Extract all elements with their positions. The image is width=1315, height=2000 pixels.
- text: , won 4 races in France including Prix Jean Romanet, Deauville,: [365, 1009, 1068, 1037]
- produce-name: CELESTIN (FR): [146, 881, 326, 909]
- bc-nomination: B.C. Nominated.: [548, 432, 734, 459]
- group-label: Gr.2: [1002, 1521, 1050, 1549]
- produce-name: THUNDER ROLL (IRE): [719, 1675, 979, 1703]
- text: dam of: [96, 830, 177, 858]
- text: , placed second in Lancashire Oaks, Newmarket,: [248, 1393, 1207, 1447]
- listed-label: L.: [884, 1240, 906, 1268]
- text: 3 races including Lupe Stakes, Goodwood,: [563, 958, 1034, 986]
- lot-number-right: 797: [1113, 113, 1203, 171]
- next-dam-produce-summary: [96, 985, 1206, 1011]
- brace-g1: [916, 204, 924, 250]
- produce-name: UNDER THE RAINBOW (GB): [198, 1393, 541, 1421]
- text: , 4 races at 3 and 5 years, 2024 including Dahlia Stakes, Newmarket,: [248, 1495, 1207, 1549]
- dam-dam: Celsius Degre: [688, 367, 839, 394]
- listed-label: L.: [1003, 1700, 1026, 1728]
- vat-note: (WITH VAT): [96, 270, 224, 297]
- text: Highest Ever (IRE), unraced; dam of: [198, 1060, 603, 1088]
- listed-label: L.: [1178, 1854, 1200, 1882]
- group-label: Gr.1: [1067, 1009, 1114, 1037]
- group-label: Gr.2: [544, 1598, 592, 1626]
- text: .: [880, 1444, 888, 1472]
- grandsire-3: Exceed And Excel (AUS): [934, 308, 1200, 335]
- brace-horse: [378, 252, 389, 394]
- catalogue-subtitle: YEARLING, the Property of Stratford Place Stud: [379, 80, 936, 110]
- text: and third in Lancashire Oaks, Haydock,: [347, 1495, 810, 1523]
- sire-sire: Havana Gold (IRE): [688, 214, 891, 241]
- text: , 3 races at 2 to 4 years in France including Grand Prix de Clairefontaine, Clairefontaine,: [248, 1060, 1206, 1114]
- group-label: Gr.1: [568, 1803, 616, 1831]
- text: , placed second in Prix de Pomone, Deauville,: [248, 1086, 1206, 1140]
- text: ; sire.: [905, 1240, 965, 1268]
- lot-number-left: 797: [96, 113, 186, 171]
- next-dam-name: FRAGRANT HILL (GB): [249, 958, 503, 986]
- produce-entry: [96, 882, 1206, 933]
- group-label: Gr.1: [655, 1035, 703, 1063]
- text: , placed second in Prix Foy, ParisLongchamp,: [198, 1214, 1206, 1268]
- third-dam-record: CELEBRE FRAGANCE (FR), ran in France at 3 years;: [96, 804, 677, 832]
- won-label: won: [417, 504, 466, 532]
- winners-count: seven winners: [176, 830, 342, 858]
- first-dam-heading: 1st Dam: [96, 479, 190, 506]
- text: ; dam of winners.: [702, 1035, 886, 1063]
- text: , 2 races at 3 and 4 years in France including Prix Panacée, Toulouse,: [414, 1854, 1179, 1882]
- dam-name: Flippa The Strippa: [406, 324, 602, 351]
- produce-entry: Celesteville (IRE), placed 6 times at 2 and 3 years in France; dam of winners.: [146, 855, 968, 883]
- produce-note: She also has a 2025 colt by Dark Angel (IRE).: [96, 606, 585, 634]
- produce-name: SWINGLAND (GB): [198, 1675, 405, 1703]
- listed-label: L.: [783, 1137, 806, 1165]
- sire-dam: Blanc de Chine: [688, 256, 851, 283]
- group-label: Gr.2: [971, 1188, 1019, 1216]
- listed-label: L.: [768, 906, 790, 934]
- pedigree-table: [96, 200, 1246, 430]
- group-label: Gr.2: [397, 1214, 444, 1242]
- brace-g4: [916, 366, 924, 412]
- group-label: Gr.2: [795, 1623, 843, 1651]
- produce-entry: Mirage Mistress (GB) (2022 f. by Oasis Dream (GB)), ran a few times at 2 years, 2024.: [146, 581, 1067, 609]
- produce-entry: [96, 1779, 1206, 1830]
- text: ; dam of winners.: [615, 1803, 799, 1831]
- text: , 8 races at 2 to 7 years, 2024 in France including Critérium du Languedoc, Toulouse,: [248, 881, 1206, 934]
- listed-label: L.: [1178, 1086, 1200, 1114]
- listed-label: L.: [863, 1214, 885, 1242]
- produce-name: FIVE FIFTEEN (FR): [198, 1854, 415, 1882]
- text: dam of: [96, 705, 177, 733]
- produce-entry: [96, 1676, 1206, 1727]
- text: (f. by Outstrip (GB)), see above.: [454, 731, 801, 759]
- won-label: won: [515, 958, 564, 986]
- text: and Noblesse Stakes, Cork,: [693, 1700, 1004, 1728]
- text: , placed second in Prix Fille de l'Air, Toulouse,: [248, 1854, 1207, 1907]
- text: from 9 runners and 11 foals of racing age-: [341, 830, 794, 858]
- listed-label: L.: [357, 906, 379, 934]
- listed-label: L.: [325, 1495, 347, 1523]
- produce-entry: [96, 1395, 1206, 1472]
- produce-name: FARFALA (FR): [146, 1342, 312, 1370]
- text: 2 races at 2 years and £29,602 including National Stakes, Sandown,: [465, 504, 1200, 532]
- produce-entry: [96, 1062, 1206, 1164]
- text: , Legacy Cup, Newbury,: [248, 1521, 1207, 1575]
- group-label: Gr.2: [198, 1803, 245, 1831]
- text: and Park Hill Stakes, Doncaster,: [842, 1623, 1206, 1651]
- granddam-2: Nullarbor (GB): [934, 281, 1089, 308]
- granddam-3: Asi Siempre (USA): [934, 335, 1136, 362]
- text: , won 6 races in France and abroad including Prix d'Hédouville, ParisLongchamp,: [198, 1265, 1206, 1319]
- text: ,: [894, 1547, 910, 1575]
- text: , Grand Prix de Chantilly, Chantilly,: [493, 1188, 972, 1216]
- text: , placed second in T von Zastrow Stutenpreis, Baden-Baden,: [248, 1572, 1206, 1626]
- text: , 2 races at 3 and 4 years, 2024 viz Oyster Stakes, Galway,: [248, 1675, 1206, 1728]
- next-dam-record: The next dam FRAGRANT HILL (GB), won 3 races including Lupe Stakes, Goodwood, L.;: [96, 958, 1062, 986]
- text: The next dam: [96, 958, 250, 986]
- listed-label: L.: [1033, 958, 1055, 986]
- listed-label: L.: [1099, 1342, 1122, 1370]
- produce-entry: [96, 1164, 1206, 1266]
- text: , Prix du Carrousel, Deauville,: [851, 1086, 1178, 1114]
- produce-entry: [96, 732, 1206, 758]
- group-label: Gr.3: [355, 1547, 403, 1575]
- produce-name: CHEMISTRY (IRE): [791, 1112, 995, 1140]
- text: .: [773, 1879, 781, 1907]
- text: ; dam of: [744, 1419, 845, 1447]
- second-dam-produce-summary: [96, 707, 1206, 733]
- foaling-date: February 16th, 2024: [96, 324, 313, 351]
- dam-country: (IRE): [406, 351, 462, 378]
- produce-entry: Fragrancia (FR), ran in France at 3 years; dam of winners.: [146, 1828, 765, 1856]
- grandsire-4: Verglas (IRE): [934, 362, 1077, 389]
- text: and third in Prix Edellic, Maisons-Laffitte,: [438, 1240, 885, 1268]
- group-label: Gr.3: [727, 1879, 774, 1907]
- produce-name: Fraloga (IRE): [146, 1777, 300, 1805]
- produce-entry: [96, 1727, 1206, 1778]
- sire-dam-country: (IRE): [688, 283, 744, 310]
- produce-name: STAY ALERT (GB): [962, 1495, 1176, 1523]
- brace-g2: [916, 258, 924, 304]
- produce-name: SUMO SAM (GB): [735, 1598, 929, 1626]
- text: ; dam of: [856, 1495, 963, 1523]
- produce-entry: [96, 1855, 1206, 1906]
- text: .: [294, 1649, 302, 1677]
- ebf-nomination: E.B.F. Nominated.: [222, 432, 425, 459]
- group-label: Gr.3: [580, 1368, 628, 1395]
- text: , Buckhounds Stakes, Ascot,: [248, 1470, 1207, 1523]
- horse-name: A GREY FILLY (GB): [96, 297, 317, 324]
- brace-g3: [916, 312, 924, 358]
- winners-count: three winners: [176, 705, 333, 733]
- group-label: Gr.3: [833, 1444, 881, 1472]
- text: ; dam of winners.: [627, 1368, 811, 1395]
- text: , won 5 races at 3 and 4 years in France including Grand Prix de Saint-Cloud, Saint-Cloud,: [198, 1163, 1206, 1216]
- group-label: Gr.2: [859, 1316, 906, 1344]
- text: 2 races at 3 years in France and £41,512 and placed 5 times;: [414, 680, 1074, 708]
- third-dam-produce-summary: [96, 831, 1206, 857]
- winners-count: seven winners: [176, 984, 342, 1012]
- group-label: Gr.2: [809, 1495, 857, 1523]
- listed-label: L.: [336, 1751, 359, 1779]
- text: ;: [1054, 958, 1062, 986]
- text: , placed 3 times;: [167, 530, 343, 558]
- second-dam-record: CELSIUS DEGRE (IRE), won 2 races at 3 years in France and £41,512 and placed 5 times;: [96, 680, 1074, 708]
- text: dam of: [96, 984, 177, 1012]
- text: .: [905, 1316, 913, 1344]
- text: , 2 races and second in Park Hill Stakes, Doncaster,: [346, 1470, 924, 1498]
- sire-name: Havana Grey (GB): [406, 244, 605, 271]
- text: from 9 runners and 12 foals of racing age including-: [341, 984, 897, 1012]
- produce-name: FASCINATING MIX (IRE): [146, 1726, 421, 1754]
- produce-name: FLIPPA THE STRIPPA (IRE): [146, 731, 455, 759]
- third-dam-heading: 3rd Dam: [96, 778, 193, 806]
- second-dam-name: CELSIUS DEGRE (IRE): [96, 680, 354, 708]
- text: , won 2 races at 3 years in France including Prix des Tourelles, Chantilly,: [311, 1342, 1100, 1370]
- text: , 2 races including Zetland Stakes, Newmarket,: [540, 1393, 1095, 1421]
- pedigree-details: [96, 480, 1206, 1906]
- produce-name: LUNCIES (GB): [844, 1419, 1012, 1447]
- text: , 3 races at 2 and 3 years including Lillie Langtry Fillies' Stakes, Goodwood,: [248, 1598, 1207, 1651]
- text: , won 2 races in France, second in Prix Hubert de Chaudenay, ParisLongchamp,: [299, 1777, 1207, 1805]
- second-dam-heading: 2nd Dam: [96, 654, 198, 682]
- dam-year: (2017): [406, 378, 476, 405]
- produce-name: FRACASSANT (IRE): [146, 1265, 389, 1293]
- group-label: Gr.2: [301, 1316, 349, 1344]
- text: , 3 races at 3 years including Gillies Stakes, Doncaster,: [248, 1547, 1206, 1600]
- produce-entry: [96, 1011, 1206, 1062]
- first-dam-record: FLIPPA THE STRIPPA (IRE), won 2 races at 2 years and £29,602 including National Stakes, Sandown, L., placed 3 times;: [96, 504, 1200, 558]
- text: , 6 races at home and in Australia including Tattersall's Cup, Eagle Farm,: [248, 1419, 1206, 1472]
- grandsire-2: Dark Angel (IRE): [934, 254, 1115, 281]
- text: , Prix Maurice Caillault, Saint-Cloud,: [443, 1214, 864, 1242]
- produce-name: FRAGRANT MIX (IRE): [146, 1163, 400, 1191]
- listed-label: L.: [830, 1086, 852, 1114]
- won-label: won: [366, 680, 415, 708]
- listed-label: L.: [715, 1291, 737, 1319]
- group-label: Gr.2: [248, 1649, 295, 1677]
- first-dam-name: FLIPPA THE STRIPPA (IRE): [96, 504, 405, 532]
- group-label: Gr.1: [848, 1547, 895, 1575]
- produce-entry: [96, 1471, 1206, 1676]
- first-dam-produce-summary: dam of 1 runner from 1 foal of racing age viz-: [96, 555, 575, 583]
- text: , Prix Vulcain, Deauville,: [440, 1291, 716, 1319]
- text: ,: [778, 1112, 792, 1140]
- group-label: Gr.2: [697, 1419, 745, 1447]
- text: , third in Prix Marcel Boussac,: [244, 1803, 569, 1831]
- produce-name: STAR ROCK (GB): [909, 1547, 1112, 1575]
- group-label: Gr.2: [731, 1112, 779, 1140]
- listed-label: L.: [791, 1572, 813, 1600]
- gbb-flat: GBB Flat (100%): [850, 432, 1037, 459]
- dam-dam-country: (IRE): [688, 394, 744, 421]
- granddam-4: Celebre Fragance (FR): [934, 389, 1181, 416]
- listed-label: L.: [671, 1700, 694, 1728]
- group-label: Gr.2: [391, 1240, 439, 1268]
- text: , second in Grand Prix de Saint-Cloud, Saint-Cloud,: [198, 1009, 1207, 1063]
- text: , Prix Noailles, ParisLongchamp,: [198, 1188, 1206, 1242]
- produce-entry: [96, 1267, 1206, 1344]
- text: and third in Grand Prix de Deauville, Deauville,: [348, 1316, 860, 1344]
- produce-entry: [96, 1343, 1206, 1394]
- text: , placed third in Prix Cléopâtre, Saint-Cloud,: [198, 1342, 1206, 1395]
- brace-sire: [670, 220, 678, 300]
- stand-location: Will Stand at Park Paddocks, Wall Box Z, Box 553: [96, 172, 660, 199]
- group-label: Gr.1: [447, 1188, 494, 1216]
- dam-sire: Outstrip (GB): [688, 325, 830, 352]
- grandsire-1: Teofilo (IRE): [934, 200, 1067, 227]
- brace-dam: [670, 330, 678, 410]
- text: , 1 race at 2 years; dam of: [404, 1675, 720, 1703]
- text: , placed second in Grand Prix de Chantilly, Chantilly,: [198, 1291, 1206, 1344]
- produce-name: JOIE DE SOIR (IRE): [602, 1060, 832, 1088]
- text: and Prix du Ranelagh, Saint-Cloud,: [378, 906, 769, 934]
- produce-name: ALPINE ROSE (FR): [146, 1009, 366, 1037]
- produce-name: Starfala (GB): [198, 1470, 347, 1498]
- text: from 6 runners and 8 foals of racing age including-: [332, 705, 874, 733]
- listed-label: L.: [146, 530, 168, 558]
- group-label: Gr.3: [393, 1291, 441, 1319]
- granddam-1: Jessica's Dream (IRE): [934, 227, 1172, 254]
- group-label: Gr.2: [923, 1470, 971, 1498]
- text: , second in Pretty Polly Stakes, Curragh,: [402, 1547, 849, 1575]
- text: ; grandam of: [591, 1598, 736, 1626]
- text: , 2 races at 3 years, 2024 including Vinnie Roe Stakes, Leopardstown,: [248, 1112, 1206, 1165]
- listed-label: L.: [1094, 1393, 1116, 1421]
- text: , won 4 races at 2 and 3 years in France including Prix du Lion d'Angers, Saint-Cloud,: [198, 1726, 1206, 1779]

## Task directions
Copy out, word for word, the lines of the records from the very first one through the line containing "- group-label: Gr.2: [1002, 1521, 1050, 1549]", including both of those lines.

## Reply
Extract all elements with their positions. The image is width=1315, height=2000 pixels.
- text: , won 4 races in France including Prix Jean Romanet, Deauville,: [365, 1009, 1068, 1037]
- produce-name: CELESTIN (FR): [146, 881, 326, 909]
- bc-nomination: B.C. Nominated.: [548, 432, 734, 459]
- group-label: Gr.2: [1002, 1521, 1050, 1549]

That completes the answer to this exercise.